* Start Provided data *

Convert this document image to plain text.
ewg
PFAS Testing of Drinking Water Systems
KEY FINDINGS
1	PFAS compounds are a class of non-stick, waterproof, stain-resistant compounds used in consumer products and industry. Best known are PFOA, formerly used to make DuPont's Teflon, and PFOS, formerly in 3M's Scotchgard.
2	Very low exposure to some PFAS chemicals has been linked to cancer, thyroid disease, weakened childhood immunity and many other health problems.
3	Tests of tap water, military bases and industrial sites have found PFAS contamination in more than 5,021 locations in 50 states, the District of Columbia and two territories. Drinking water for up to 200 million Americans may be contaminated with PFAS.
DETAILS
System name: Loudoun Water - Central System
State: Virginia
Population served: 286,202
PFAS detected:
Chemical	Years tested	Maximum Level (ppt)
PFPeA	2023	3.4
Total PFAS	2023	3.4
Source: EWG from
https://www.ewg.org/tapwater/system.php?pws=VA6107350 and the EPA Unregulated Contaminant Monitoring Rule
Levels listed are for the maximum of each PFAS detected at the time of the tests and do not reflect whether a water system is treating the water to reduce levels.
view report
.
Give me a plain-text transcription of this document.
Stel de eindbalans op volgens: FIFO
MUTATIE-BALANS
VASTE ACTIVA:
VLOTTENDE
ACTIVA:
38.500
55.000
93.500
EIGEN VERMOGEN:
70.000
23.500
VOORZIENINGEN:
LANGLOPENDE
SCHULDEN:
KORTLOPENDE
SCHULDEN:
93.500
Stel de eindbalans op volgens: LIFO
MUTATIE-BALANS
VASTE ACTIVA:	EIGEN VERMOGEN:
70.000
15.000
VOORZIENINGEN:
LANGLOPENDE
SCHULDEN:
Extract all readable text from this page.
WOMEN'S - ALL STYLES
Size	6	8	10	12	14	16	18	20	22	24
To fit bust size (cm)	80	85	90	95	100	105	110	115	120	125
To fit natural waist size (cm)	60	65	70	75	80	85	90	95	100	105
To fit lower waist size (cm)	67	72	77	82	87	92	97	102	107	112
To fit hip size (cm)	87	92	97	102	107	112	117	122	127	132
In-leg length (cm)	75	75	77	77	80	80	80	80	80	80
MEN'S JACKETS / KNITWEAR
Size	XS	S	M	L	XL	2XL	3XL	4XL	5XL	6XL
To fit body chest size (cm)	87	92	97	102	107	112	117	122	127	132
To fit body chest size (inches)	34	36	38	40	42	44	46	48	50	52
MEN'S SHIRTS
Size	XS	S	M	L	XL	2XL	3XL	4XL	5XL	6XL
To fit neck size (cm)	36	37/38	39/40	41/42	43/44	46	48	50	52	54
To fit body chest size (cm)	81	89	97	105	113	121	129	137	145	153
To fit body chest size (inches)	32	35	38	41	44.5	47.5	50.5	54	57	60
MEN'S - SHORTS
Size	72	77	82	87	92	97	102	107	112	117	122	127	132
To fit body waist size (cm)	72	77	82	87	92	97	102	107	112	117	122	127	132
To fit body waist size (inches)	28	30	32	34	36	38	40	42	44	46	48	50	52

* End Provided data *

Requirements
Beginning with the line that contains "Extract all readable text from this page.", repeat every line through the end of the records and nothing more.

Written solution
Extract all readable text from this page.
WOMEN'S - ALL STYLES
Size	6	8	10	12	14	16	18	20	22	24
To fit bust size (cm)	80	85	90	95	100	105	110	115	120	125
To fit natural waist size (cm)	60	65	70	75	80	85	90	95	100	105
To fit lower waist size (cm)	67	72	77	82	87	92	97	102	107	112
To fit hip size (cm)	87	92	97	102	107	112	117	122	127	132
In-leg length (cm)	75	75	77	77	80	80	80	80	80	80
MEN'S JACKETS / KNITWEAR
Size	XS	S	M	L	XL	2XL	3XL	4XL	5XL	6XL
To fit body chest size (cm)	87	92	97	102	107	112	117	122	127	132
To fit body chest size (inches)	34	36	38	40	42	44	46	48	50	52
MEN'S SHIRTS
Size	XS	S	M	L	XL	2XL	3XL	4XL	5XL	6XL
To fit neck size (cm)	36	37/38	39/40	41/42	43/44	46	48	50	52	54
To fit body chest size (cm)	81	89	97	105	113	121	129	137	145	153
To fit body chest size (inches)	32	35	38	41	44.5	47.5	50.5	54	57	60
MEN'S - SHORTS
Size	72	77	82	87	92	97	102	107	112	117	122	127	132
To fit body waist size (cm)	72	77	82	87	92	97	102	107	112	117	122	127	132
To fit body waist size (inches)	28	30	32	34	36	38	40	42	44	46	48	50	52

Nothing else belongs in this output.